[Start Listed entries]

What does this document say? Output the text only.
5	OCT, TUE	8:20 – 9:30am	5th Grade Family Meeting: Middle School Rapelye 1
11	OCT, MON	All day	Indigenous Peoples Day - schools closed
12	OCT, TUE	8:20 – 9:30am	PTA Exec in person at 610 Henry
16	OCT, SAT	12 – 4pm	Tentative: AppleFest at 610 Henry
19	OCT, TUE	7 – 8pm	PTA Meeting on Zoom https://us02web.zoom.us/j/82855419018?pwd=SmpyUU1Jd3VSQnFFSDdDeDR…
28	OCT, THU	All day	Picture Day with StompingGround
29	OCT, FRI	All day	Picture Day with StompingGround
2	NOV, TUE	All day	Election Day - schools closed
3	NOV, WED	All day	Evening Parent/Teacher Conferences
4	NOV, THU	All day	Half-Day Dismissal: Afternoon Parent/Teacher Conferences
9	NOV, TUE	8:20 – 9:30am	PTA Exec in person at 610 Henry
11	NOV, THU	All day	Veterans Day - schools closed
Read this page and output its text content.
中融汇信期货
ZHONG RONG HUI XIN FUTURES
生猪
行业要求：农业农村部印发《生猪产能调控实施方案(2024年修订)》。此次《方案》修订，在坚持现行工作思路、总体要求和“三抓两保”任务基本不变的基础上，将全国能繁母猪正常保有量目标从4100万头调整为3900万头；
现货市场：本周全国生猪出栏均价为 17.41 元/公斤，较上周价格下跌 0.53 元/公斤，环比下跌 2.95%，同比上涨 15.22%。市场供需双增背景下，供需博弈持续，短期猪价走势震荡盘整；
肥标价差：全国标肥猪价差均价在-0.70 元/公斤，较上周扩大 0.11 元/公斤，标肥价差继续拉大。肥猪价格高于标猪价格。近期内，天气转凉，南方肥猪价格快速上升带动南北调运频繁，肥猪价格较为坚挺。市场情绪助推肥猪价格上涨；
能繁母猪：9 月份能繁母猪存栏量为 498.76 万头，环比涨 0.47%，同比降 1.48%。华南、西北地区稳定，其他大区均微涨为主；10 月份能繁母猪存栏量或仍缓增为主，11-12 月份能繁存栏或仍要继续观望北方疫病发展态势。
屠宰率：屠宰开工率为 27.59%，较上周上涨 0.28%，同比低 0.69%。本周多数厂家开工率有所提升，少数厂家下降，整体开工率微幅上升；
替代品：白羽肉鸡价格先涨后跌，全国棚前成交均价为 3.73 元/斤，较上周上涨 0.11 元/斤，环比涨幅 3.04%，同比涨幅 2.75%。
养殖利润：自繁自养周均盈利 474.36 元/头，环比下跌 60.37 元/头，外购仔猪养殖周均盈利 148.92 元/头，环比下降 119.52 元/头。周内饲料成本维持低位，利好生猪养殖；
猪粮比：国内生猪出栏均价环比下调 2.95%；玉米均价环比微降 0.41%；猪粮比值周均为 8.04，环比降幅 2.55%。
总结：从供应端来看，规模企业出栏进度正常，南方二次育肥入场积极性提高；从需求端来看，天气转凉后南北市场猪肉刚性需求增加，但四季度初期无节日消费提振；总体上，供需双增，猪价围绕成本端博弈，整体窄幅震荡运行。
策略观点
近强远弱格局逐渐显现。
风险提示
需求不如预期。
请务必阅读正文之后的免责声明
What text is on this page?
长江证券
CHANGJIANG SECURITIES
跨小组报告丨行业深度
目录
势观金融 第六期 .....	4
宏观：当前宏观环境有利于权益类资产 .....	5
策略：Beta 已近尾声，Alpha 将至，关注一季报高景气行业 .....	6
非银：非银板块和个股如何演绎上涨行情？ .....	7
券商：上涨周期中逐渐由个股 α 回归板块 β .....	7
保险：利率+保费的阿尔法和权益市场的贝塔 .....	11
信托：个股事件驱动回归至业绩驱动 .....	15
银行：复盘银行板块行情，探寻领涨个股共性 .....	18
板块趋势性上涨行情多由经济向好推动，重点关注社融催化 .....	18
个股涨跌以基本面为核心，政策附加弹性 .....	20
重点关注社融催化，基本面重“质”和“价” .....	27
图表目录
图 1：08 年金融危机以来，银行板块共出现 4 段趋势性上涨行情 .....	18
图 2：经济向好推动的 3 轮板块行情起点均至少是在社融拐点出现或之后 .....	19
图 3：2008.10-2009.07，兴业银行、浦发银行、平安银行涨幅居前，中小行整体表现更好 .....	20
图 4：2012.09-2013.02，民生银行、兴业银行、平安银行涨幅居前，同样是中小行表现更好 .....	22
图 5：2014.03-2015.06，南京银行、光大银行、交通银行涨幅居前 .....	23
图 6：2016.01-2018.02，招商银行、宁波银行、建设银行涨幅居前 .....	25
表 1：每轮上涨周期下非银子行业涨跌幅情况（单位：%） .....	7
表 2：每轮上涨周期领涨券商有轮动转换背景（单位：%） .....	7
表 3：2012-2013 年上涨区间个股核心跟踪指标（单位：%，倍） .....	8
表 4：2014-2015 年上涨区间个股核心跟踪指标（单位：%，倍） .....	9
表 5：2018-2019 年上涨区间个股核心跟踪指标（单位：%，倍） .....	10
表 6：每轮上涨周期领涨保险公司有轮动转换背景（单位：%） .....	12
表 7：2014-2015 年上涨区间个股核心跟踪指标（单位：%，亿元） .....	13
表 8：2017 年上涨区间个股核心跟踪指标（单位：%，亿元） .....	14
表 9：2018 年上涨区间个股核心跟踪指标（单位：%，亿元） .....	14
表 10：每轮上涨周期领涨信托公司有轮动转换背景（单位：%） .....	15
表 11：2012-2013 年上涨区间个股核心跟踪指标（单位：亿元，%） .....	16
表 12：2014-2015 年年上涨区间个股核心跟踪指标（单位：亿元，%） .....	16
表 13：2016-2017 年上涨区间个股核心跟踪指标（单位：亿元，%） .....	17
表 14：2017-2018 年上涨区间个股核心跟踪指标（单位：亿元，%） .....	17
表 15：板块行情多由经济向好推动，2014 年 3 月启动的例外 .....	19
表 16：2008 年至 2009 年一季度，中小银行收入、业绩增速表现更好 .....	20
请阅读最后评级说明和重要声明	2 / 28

[End Listed entries]

▶ _Your objective_: Extract from the material all lines containing the string "StompingGround".

▶ _The reply_:
28	OCT, THU	All day	Picture Day with StompingGround
29	OCT, FRI	All day	Picture Day with StompingGround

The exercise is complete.